[Problem requirements] Working from the material below, print the lines from the line holding "What does this" through its final line, inclusive, exactly and with nothing else; pictures are excluded.

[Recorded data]
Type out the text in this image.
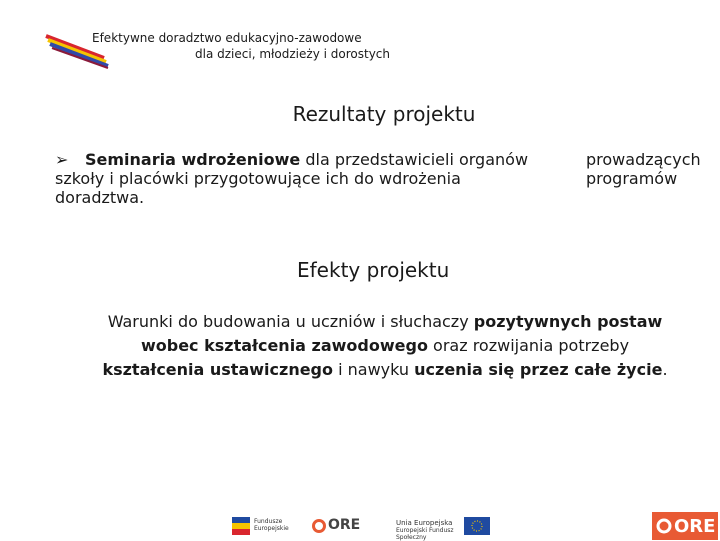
Efektywne doradztwo edukacyjno-zawodowe
dla dzieci, młodzieży i dorostych
Rezultaty projektu
➢ Seminaria wdrożeniowe dla przedstawicieli organów
szkoły i placówki przygotowujące ich do wdrożenia
doradztwa.
prowadzących
programów
Efekty projektu
Warunki do budowania u uczniów i słuchaczy pozytywnych postaw
wobec kształcenia zawodowego oraz rozwijania potrzeby
kształcenia ustawicznego i nawyku uczenia się przez całe życie.
Fundusze
Europejskie	ORE	Unia Europejska
Europejski Fundusz Społeczny
ORE
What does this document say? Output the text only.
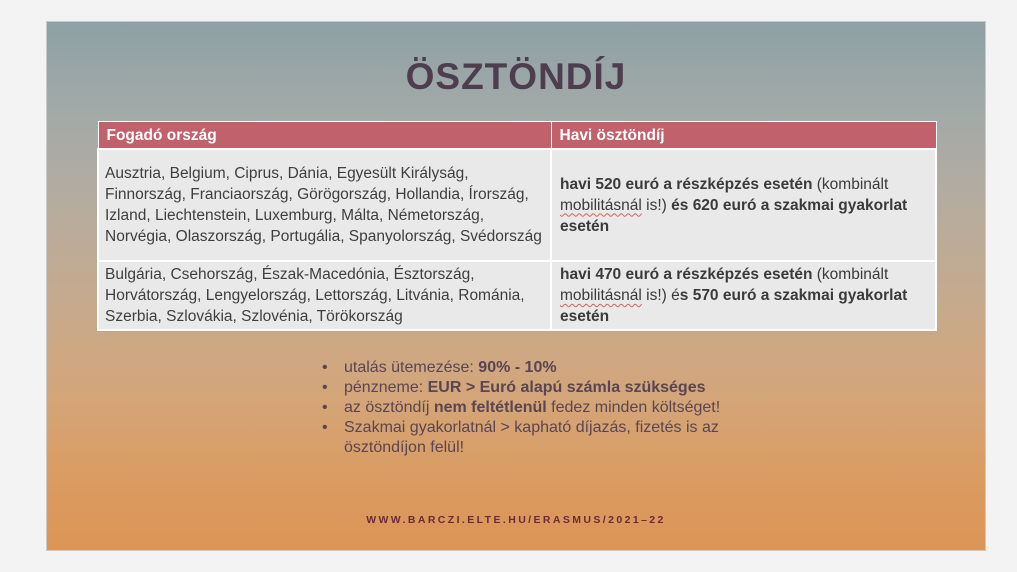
ÖSZTÖNDÍJ
Fogadó ország	Havi ösztöndíj
Ausztria, Belgium, Ciprus, Dánia, Egyesült Királyság, Finnország, Franciaország, Görögország, Hollandia, Írország, Izland, Liechtenstein, Luxemburg, Málta, Németország, Norvégia, Olaszország, Portugália, Spanyolország, Svédország	havi 520 euró a részképzés esetén (kombinált mobilitásnál is!) és 620 euró a szakmai gyakorlat esetén
Bulgária, Csehország, Észak-Macedónia, Észtország, Horvátország, Lengyelország, Lettország, Litvánia, Románia, Szerbia, Szlovákia, Szlovénia, Törökország	havi 470 euró a részképzés esetén (kombinált mobilitásnál is!) és 570 euró a szakmai gyakorlat esetén
• utalás ütemezése: 90% - 10%
• pénzneme: EUR > Euró alapú számla szükséges
• az ösztöndíj nem feltétlenül fedez minden költséget!
• Szakmai gyakorlatnál > kapható díjazás, fizetés is az ösztöndíjon felül!
WWW.BARCZI.ELTE.HU/ERASMUS/2021–22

[Solution to this exercise]
What does this document say? Output the text only.
ÖSZTÖNDÍJ
Fogadó ország	Havi ösztöndíj
Ausztria, Belgium, Ciprus, Dánia, Egyesült Királyság, Finnország, Franciaország, Görögország, Hollandia, Írország, Izland, Liechtenstein, Luxemburg, Málta, Németország, Norvégia, Olaszország, Portugália, Spanyolország, Svédország	havi 520 euró a részképzés esetén (kombinált mobilitásnál is!) és 620 euró a szakmai gyakorlat esetén
Bulgária, Csehország, Észak-Macedónia, Észtország, Horvátország, Lengyelország, Lettország, Litvánia, Románia, Szerbia, Szlovákia, Szlovénia, Törökország	havi 470 euró a részképzés esetén (kombinált mobilitásnál is!) és 570 euró a szakmai gyakorlat esetén
• utalás ütemezése: 90% - 10%
• pénzneme: EUR > Euró alapú számla szükséges
• az ösztöndíj nem feltétlenül fedez minden költséget!
• Szakmai gyakorlatnál > kapható díjazás, fizetés is az ösztöndíjon felül!
WWW.BARCZI.ELTE.HU/ERASMUS/2021–22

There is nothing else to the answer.